RAW DATA >>

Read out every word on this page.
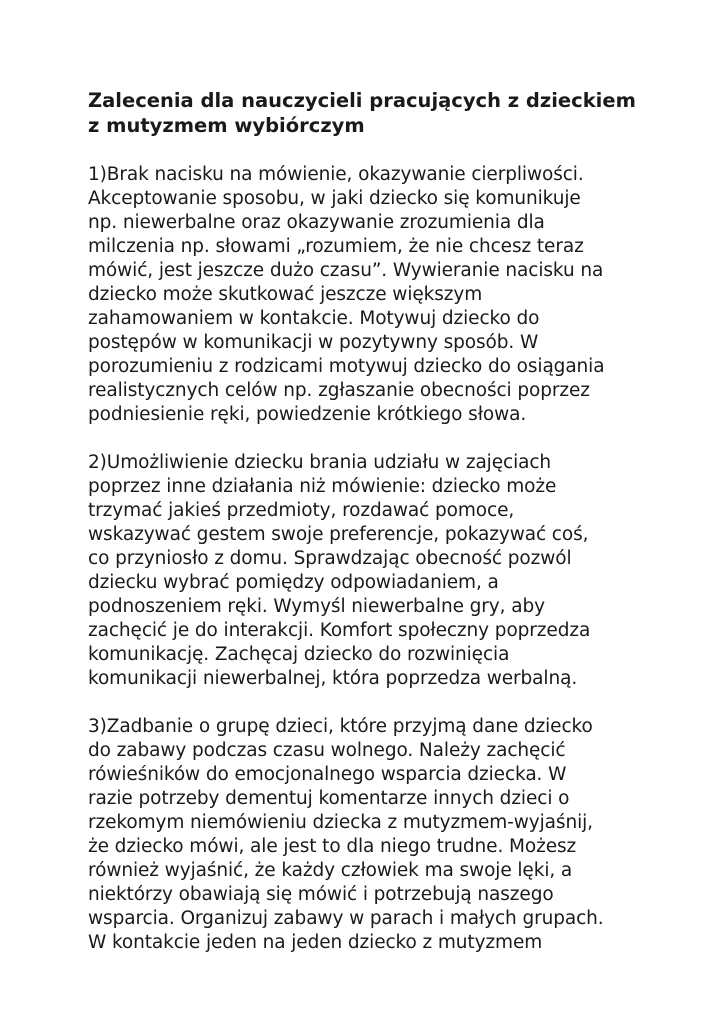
Zalecenia dla nauczycieli pracujących z dzieckiem
z mutyzmem wybiórczym

1)Brak nacisku na mówienie, okazywanie cierpliwości.
Akceptowanie sposobu, w jaki dziecko się komunikuje
np. niewerbalne oraz okazywanie zrozumienia dla
milczenia np. słowami „rozumiem, że nie chcesz teraz
mówić, jest jeszcze dużo czasu”. Wywieranie nacisku na
dziecko może skutkować jeszcze większym
zahamowaniem w kontakcie. Motywuj dziecko do
postępów w komunikacji w pozytywny sposób. W
porozumieniu z rodzicami motywuj dziecko do osiągania
realistycznych celów np. zgłaszanie obecności poprzez
podniesienie ręki, powiedzenie krótkiego słowa.

2)Umożliwienie dziecku brania udziału w zajęciach
poprzez inne działania niż mówienie: dziecko może
trzymać jakieś przedmioty, rozdawać pomoce,
wskazywać gestem swoje preferencje, pokazywać coś,
co przyniosło z domu. Sprawdzając obecność pozwól
dziecku wybrać pomiędzy odpowiadaniem, a
podnoszeniem ręki. Wymyśl niewerbalne gry, aby
zachęcić je do interakcji. Komfort społeczny poprzedza
komunikację. Zachęcaj dziecko do rozwinięcia
komunikacji niewerbalnej, która poprzedza werbalną.

3)Zadbanie o grupę dzieci, które przyjmą dane dziecko
do zabawy podczas czasu wolnego. Należy zachęcić
rówieśników do emocjonalnego wsparcia dziecka. W
razie potrzeby dementuj komentarze innych dzieci o
rzekomym niemówieniu dziecka z mutyzmem-wyjaśnij,
że dziecko mówi, ale jest to dla niego trudne. Możesz
również wyjaśnić, że każdy człowiek ma swoje lęki, a
niektórzy obawiają się mówić i potrzebują naszego
wsparcia. Organizuj zabawy w parach i małych grupach.
W kontakcie jeden na jeden dziecko z mutyzmem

TO BE DONE >> Search the records for the string "mutyzmem" and return every line in which it occurs.

SOLUTION >>
z mutyzmem wybiórczym
rzekomym niemówieniu dziecka z mutyzmem-wyjaśnij,
W kontakcie jeden na jeden dziecko z mutyzmem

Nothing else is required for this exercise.